INFORMATION PROVIDED
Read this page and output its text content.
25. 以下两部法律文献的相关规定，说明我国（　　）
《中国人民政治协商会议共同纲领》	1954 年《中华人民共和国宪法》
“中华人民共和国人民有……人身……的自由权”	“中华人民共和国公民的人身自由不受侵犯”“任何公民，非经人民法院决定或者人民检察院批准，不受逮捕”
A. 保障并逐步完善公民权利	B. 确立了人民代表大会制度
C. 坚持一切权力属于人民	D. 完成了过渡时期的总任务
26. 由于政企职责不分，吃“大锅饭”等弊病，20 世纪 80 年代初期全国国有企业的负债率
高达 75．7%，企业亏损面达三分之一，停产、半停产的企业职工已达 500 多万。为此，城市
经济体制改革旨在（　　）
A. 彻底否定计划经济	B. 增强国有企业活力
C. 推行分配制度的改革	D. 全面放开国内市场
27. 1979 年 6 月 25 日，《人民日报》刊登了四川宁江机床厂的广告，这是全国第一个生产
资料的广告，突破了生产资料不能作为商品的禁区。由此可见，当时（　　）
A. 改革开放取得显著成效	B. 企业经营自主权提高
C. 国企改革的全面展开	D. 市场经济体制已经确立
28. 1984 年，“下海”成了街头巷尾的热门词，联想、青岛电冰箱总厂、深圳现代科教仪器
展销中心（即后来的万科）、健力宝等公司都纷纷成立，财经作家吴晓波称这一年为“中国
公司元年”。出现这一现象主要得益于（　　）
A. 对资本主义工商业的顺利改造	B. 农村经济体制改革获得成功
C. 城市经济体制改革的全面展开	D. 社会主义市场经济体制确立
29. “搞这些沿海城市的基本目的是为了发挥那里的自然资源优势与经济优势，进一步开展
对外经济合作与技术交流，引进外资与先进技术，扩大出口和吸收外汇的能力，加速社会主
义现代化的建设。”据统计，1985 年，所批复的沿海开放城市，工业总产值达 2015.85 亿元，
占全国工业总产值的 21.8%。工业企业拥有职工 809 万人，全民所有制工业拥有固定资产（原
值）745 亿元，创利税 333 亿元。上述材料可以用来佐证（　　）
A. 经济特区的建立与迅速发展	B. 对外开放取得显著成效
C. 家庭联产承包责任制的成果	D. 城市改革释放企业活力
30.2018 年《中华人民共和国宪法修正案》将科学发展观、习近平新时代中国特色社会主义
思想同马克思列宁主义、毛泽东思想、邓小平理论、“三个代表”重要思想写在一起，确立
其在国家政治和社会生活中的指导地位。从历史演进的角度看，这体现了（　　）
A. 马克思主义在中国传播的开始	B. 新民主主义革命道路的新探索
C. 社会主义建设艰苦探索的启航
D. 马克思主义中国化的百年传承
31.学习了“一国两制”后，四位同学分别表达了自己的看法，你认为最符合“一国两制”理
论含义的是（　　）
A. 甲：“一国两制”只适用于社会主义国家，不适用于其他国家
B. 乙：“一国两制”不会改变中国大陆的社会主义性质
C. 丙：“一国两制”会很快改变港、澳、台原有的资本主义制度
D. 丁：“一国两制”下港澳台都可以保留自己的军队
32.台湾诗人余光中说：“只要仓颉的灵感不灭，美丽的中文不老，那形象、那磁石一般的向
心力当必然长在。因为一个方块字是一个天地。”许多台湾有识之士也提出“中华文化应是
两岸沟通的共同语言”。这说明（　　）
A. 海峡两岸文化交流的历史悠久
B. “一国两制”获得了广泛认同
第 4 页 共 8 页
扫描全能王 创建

REQUIREMENTS
Look through the records and gather each line with the word "一国两制".

EXPECTED ANSWER
31.学习了“一国两制”后，四位同学分别表达了自己的看法，你认为最符合“一国两制”理
A. 甲：“一国两制”只适用于社会主义国家，不适用于其他国家
B. 乙：“一国两制”不会改变中国大陆的社会主义性质
C. 丙：“一国两制”会很快改变港、澳、台原有的资本主义制度
D. 丁：“一国两制”下港澳台都可以保留自己的军队
B. “一国两制”获得了广泛认同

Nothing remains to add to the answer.